------ EXCERPT PROVIDED ------
Clarify Git.execute() string semantics on Windows and shlex caveat

gitpython-developers#2144 stated that with shell=False, a string command is passed as a
single executable name. That is correct on POSIX, but on Windows
subprocess.Popen forwards the string to CreateProcessW and Windows
command-line parsing rules produce the program's argv. So a
multi-word command string like "git version" actually runs on
Windows.

It also recommended shlex.split() for tokenizing a string into
argv. The shlex module is intended only for Unix shells; its
tokenization can diverge from Windows command-line conventions,
with possible security implications when the input is not fully
trusted.

Rewrite the :param command: block to keep gitpython-developers#2144's recommendation
to use the sequence form and its helpful POSIX failure-mode
example, add an explicit Windows bullet describing the OS-side
parsing, and note shlex.split's POSIX-only nature. This is
documentation only; behavior is unchanged.

Co-authored-by: Claude Opus 4.7 (1M context) <noreply@anthropic.com>

Author: EliahKagan

git/cmd.py

@@ -1131,16 +1131,32 @@ def execute(
         information (stdout).
 
         :param command:
-            The command to execute. A sequence of program arguments is the
-            recommended form when `shell` is ``False`` (the default), e.g.
-            ``["git", "log", "-n", "1"]``.
------
▸ INSTRUCTIONS FOR THE TASK:
From the commit note on Git.execute() string semantics, reproduce the passage verbatim, beginning with the words "Rewrite the :param" and ending after "behavior is unchanged.".
------ INPUT DATA ------
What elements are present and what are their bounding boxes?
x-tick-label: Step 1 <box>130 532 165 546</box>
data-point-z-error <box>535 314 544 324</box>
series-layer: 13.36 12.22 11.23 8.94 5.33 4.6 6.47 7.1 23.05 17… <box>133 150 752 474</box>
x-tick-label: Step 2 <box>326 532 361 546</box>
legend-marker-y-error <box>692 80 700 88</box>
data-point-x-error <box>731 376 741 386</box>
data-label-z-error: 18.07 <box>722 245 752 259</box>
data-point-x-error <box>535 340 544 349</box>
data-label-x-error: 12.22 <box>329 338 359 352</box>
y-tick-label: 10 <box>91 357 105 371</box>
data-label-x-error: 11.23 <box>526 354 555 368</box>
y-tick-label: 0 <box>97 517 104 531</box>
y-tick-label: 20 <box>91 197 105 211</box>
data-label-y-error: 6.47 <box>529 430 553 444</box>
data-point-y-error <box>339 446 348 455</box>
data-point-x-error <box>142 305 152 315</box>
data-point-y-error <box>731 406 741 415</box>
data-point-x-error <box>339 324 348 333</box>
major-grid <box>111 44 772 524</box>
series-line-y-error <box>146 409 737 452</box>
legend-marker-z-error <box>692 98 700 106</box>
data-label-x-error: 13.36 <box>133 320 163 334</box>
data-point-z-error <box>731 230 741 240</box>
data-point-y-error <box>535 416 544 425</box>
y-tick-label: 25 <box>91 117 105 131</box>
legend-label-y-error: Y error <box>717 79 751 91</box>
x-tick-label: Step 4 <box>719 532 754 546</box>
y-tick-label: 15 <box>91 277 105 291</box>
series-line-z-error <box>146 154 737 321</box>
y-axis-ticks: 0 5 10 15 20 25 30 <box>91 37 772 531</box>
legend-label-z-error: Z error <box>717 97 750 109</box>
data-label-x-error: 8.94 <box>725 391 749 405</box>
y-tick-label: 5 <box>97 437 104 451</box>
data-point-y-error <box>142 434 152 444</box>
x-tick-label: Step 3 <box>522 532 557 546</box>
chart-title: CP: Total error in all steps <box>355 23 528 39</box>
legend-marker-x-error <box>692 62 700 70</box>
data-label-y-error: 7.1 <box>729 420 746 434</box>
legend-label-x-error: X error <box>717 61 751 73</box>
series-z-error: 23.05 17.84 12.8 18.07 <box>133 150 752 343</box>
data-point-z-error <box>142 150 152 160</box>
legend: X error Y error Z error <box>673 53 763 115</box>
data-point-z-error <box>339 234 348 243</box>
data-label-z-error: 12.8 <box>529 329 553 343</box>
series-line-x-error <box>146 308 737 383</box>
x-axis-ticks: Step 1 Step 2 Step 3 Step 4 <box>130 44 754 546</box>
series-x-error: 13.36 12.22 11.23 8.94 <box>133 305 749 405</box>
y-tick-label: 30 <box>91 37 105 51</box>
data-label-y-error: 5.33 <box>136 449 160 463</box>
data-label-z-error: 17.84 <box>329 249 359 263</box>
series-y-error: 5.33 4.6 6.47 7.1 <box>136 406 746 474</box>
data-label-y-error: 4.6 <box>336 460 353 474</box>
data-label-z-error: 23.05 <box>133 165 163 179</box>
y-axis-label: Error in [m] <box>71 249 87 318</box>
------
▸ RESULT BELOW:
Rewrite the :param command: block to keep gitpython-developers#2144's recommendation
to use the sequence form and its helpful POSIX failure-mode
example, add an explicit Windows bullet describing the OS-side
parsing, and note shlex.split's POSIX-only nature. This is
documentation only; behavior is unchanged.